Start of ITEMS
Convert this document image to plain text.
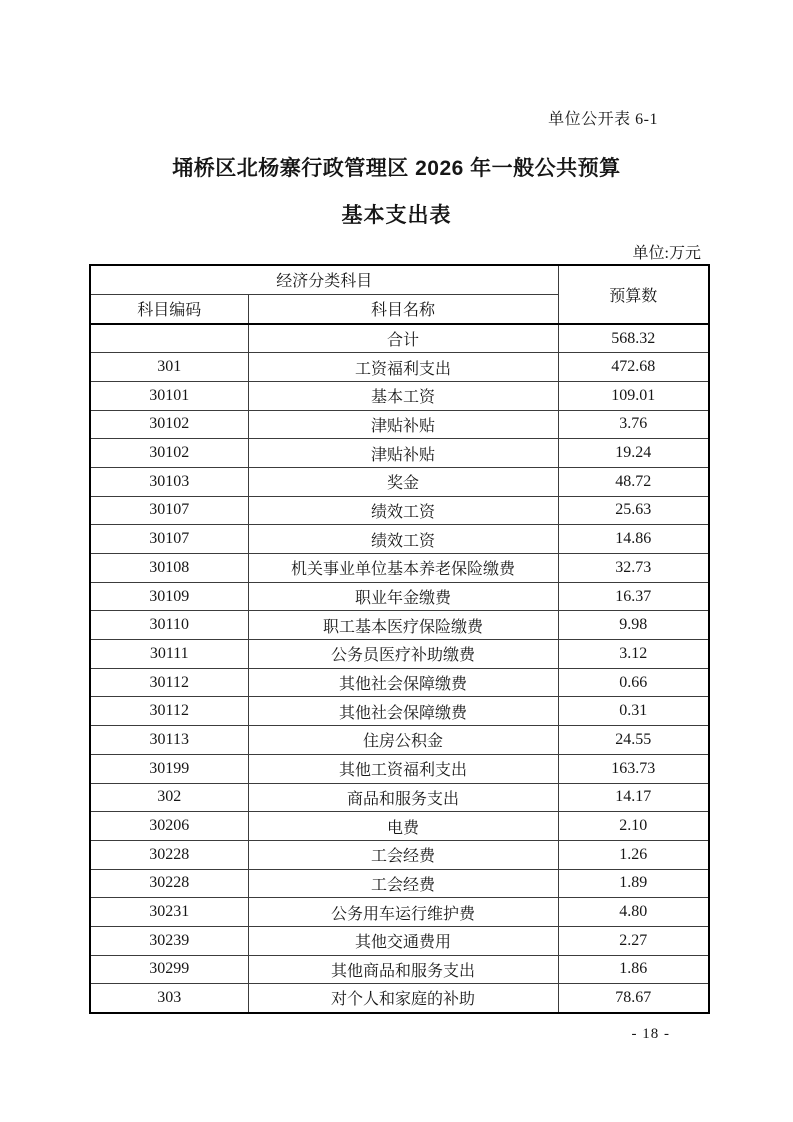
单位公开表 6-1
埇桥区北杨寨行政管理区 2026 年一般公共预算
基本支出表
单位:万元
经济分类科目		预算数
科目编码	科目名称	
	合计	568.32
301	工资福利支出	472.68
30101	基本工资	109.01
30102	津贴补贴	3.76
30102	津贴补贴	19.24
30103	奖金	48.72
30107	绩效工资	25.63
30107	绩效工资	14.86
30108	机关事业单位基本养老保险缴费	32.73
30109	职业年金缴费	16.37
30110	职工基本医疗保险缴费	9.98
30111	公务员医疗补助缴费	3.12
30112	其他社会保障缴费	0.66
30112	其他社会保障缴费	0.31
30113	住房公积金	24.55
30199	其他工资福利支出	163.73
302	商品和服务支出	14.17
30206	电费	2.10
30228	工会经费	1.26
30228	工会经费	1.89
30231	公务用车运行维护费	4.80
30239	其他交通费用	2.27
30299	其他商品和服务支出	1.86
303	对个人和家庭的补助	78.67
- 18 -
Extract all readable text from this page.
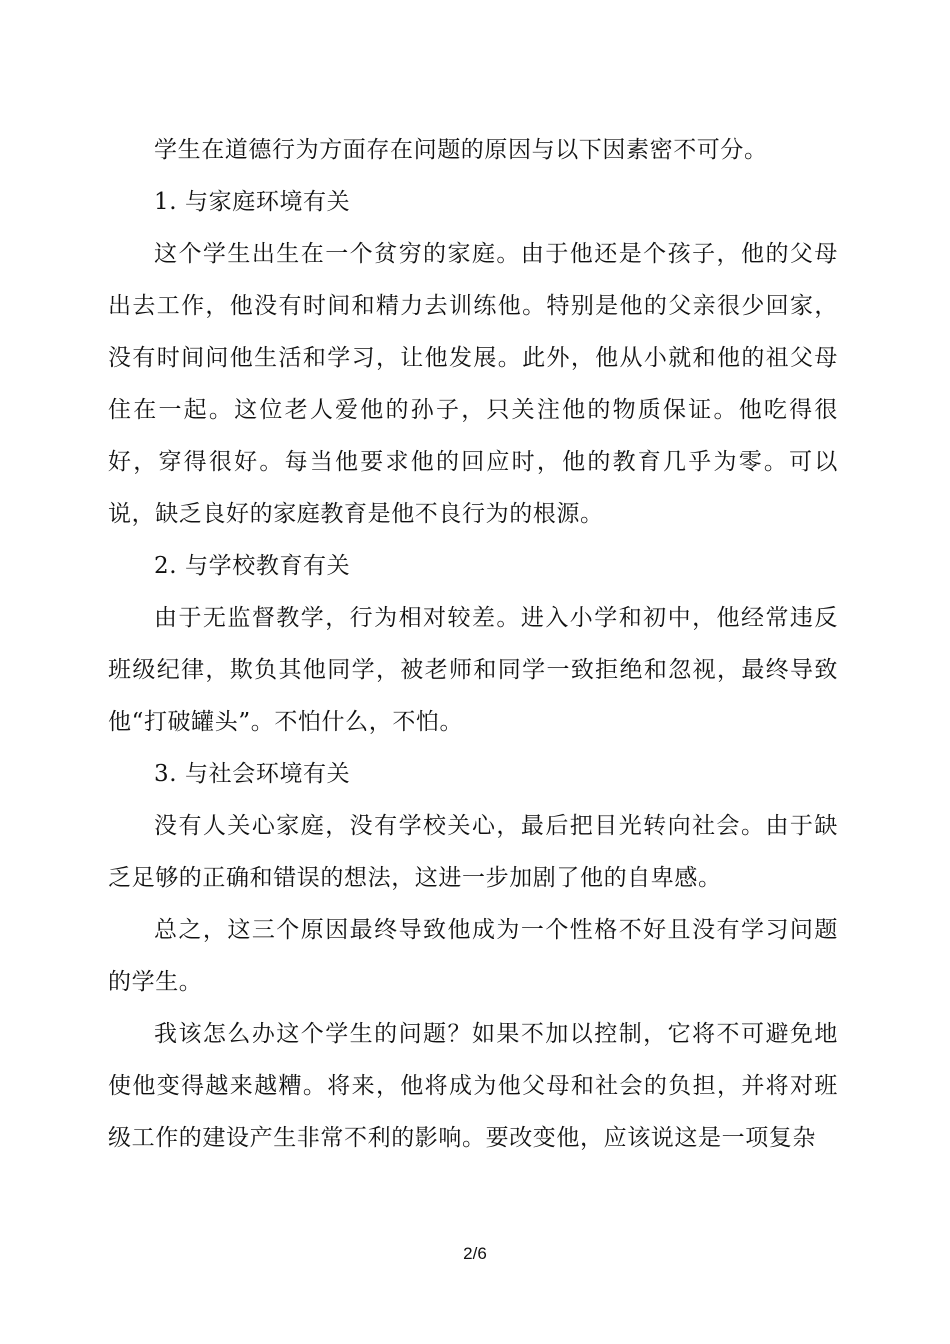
学生在道德行为方面存在问题的原因与以下因素密不可分。

1. 与家庭环境有关

这个学生出生在一个贫穷的家庭。由于他还是个孩子，他的父母出去工作，他没有时间和精力去训练他。特别是他的父亲很少回家，没有时间问他生活和学习，让他发展。此外，他从小就和他的祖父母住在一起。这位老人爱他的孙子，只关注他的物质保证。他吃得很好，穿得很好。每当他要求他的回应时，他的教育几乎为零。可以说，缺乏良好的家庭教育是他不良行为的根源。

2. 与学校教育有关

由于无监督教学，行为相对较差。进入小学和初中，他经常违反班级纪律，欺负其他同学，被老师和同学一致拒绝和忽视，最终导致他“打破罐头”。不怕什么，不怕。

3. 与社会环境有关

没有人关心家庭，没有学校关心，最后把目光转向社会。由于缺乏足够的正确和错误的想法，这进一步加剧了他的自卑感。

总之，这三个原因最终导致他成为一个性格不好且没有学习问题的学生。

我该怎么办这个学生的问题？如果不加以控制，它将不可避免地使他变得越来越糟。将来，他将成为他父母和社会的负担，并将对班级工作的建设产生非常不利的影响。要改变他，应该说这是一项复杂

2/6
End of ITEMS
_WHAT YOU HAVE TO DO_
Copy out the data above exactly, except the pictures.

_TASK SOLUTION_
Convert this document image to plain text.
单位公开表 6-1
埇桥区北杨寨行政管理区 2026 年一般公共预算
基本支出表
单位:万元
经济分类科目		预算数
科目编码	科目名称	
	合计	568.32
301	工资福利支出	472.68
30101	基本工资	109.01
30102	津贴补贴	3.76
30102	津贴补贴	19.24
30103	奖金	48.72
30107	绩效工资	25.63
30107	绩效工资	14.86
30108	机关事业单位基本养老保险缴费	32.73
30109	职业年金缴费	16.37
30110	职工基本医疗保险缴费	9.98
30111	公务员医疗补助缴费	3.12
30112	其他社会保障缴费	0.66
30112	其他社会保障缴费	0.31
30113	住房公积金	24.55
30199	其他工资福利支出	163.73
302	商品和服务支出	14.17
30206	电费	2.10
30228	工会经费	1.26
30228	工会经费	1.89
30231	公务用车运行维护费	4.80
30239	其他交通费用	2.27
30299	其他商品和服务支出	1.86
303	对个人和家庭的补助	78.67
- 18 -
Extract all readable text from this page.
学生在道德行为方面存在问题的原因与以下因素密不可分。

1. 与家庭环境有关

这个学生出生在一个贫穷的家庭。由于他还是个孩子，他的父母出去工作，他没有时间和精力去训练他。特别是他的父亲很少回家，没有时间问他生活和学习，让他发展。此外，他从小就和他的祖父母住在一起。这位老人爱他的孙子，只关注他的物质保证。他吃得很好，穿得很好。每当他要求他的回应时，他的教育几乎为零。可以说，缺乏良好的家庭教育是他不良行为的根源。

2. 与学校教育有关

由于无监督教学，行为相对较差。进入小学和初中，他经常违反班级纪律，欺负其他同学，被老师和同学一致拒绝和忽视，最终导致他“打破罐头”。不怕什么，不怕。

3. 与社会环境有关

没有人关心家庭，没有学校关心，最后把目光转向社会。由于缺乏足够的正确和错误的想法，这进一步加剧了他的自卑感。

总之，这三个原因最终导致他成为一个性格不好且没有学习问题的学生。

我该怎么办这个学生的问题？如果不加以控制，它将不可避免地使他变得越来越糟。将来，他将成为他父母和社会的负担，并将对班级工作的建设产生非常不利的影响。要改变他，应该说这是一项复杂

2/6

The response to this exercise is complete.